## What is asked:
1) Reproduce the voting-methods thread word for word, from "The difficulty for calculation" through "of Free Riding?".
2) According to the voting-methods thread, why might the "elect one at a time and exhaust ballots" requirement be very costly to compute in a simulation? Answer in one to three sentences.

## Page excerpt:
========================
One other thing: weren’t you going to include STV for reference?

1 Like

I think @Sara_Wolf or @ClayShentrup would be better suited to quite something for public consumption. I am not really sure Wrapping it in ELI5 would add much. It is pretty clean code so should be pretty accessible. That said I would not stop anybody.

The difficulty for calculation is like: Allocation > Unitary (SSS) > Jefferson (RRV)

The difficulty for explanation is like: Jefferson (RRV) > Unitary (SSS) > Allocation

I would think Jefferson (RRV) is demonstrably bad in these results so for me it really comes down to Unitary (SSS) > Allocation. It seems the Hare Ballot selection from Sequential Monroe does not add anything so it can be cut out.

I think it sort of comes down to Free Riding. @Marylander, you are the expert around here so I would like your opinion. Of the three SSS, Utility Allocation and Sequential Monroe. Does any stand out in terms of Free Riding?

Yes, that is in the to do list. This update was for Allocation and Hare Ballot selection. This simulation does not really lend itself simply to STV. Score can be turned into rank so that we can use the same input. Also, all the comparison metrics only need the winner set so they will be comparable. The larger issue is that there are many candidates and I allow for clones so effectively infinite. I have some ideas for how to code this but I think it would be computationally expensive not matter how it is done. I also do not think I should be the one to do it. I am not an expert on STV so would not know which one to code. Also, I have put a lot of time into this code already so I feel somebody else should pitch in.

STV would be very interesting to compare in terms of the polarization metrics…

If it makes things easier to code, STV can be simulated with equal ranks permitted. I’d guess the results in a simulation should be close to regular STV, though maybe that hypothesis can be tested by doing a simulation with fewer voters and candidates for both ties permitted and not.

Can we make a new thread with the debate about which version of STV is the gold standard to beat? I would think the version used in Australia for advocacy reasons.

While I’d guess allowing equal ranks is better than not, I’m not sure whether it could be practically implemented. There are two variants that I’m aware of: one vote split between candidates (3 tied candidates each get 1/3rd of a vote, but if one of them is eliminated, the remaining two now get 1/2 a vote) and one vote per candidate (3 tied candidates each get one vote.) The interesting implication of “one vote per candidate” is that to be proportional, you can only elect one candidate at a time, otherwise you can get bizarre results like the following 3-winner election:

34 A=B=C
33 D=E=F
33 G=H=I

A, B, and C all win despite the other two factions having Droop Quotas. In a simulation, this “elect one at a time and exhaust ballots” requirement might be very computationally costly, since you could theoretically have an STV election where the required number of candidates have a Droop Quota yet you can’t instantly declare all of them elected.

I don’t know how difficult it’d be to simulate “one vote split between candidates” either; the only tough thing there is making sure the program keeps track of how many candidates a ballot is currently split up between and making sure it remains as close to 1.0 votes as possible (probably while staying under it, for reasons of voter equality.)

One of the things I’ve never understood is “What does the difference look like?” between these two methods.
I have yet to see a side by side example of “These people would win in an SSS election” vs “these people would win in a RRV”
========================
## Material:
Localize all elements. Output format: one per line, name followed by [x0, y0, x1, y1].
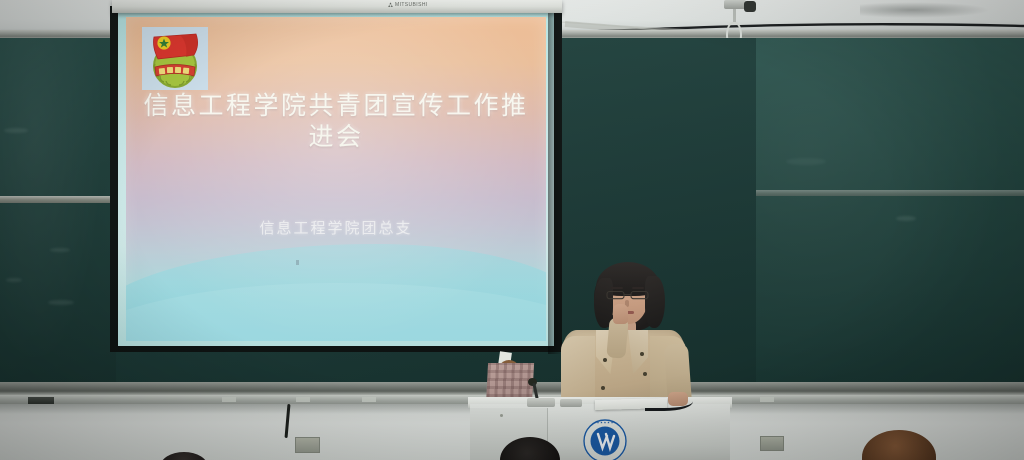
========================
## Answer set:
1)
The difficulty for calculation is like: Allocation > Unitary (SSS) > Jefferson (RRV)

The difficulty for explanation is like: Jefferson (RRV) > Unitary (SSS) > Allocation

I would think Jefferson (RRV) is demonstrably bad in these results so for me it really comes down to Unitary (SSS) > Allocation. It seems the Hare Ballot selection from Sequential Monroe does not add anything so it can be cut out.

I think it sort of comes down to Free Riding. @Marylander, you are the expert around here so I would like your opinion. Of the three SSS, Utility Allocation and Sequential Monroe. Does any stand out in terms of Free Riding?

2) An STV election could have the required number of candidates each holding a Droop Quota, yet not all of them could be declared elected at once.